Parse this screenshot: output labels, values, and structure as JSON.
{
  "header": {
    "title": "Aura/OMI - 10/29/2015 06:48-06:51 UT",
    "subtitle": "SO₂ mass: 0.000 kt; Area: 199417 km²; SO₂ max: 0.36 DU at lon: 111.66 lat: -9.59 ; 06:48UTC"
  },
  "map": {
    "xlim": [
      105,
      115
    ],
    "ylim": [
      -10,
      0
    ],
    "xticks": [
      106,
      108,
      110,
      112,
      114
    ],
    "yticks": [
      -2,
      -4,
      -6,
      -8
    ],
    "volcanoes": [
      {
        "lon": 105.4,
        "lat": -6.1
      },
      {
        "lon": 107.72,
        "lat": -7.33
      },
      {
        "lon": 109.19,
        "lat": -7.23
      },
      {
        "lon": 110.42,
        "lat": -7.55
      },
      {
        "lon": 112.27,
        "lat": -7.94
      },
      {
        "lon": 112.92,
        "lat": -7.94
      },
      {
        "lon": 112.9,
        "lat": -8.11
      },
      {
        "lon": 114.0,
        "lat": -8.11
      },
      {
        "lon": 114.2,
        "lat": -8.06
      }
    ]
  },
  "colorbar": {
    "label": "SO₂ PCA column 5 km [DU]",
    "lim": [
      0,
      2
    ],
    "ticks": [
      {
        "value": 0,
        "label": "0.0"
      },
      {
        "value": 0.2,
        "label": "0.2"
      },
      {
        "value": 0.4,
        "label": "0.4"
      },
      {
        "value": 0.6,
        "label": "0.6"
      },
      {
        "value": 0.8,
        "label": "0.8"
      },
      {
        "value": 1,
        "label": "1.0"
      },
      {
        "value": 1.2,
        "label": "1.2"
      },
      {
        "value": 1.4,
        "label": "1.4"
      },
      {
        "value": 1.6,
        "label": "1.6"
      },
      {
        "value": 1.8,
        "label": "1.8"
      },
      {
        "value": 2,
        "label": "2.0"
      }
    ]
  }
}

········

From the listing above, extract every line exactly as it stands.

- [SOLUTION FOR THIS TASK]
Parse this screenshot: output labels, values, and structure as JSON.
{
  "header": {
    "title": "Aura/OMI - 10/29/2015 06:48-06:51 UT",
    "subtitle": "SO₂ mass: 0.000 kt; Area: 199417 km²; SO₂ max: 0.36 DU at lon: 111.66 lat: -9.59 ; 06:48UTC"
  },
  "map": {
    "xlim": [
      105,
      115
    ],
    "ylim": [
      -10,
      0
    ],
    "xticks": [
      106,
      108,
      110,
      112,
      114
    ],
    "yticks": [
      -2,
      -4,
      -6,
      -8
    ],
    "volcanoes": [
      {
        "lon": 105.4,
        "lat": -6.1
      },
      {
        "lon": 107.72,
        "lat": -7.33
      },
      {
        "lon": 109.19,
        "lat": -7.23
      },
      {
        "lon": 110.42,
        "lat": -7.55
      },
      {
        "lon": 112.27,
        "lat": -7.94
      },
      {
        "lon": 112.92,
        "lat": -7.94
      },
      {
        "lon": 112.9,
        "lat": -8.11
      },
      {
        "lon": 114.0,
        "lat": -8.11
      },
      {
        "lon": 114.2,
        "lat": -8.06
      }
    ]
  },
  "colorbar": {
    "label": "SO₂ PCA column 5 km [DU]",
    "lim": [
      0,
      2
    ],
    "ticks": [
      {
        "value": 0,
        "label": "0.0"
      },
      {
        "value": 0.2,
        "label": "0.2"
      },
      {
        "value": 0.4,
        "label": "0.4"
      },
      {
        "value": 0.6,
        "label": "0.6"
      },
      {
        "value": 0.8,
        "label": "0.8"
      },
      {
        "value": 1,
        "label": "1.0"
      },
      {
        "value": 1.2,
        "label": "1.2"
      },
      {
        "value": 1.4,
        "label": "1.4"
      },
      {
        "value": 1.6,
        "label": "1.6"
      },
      {
        "value": 1.8,
        "label": "1.8"
      },
      {
        "value": 2,
        "label": "2.0"
      }
    ]
  }
}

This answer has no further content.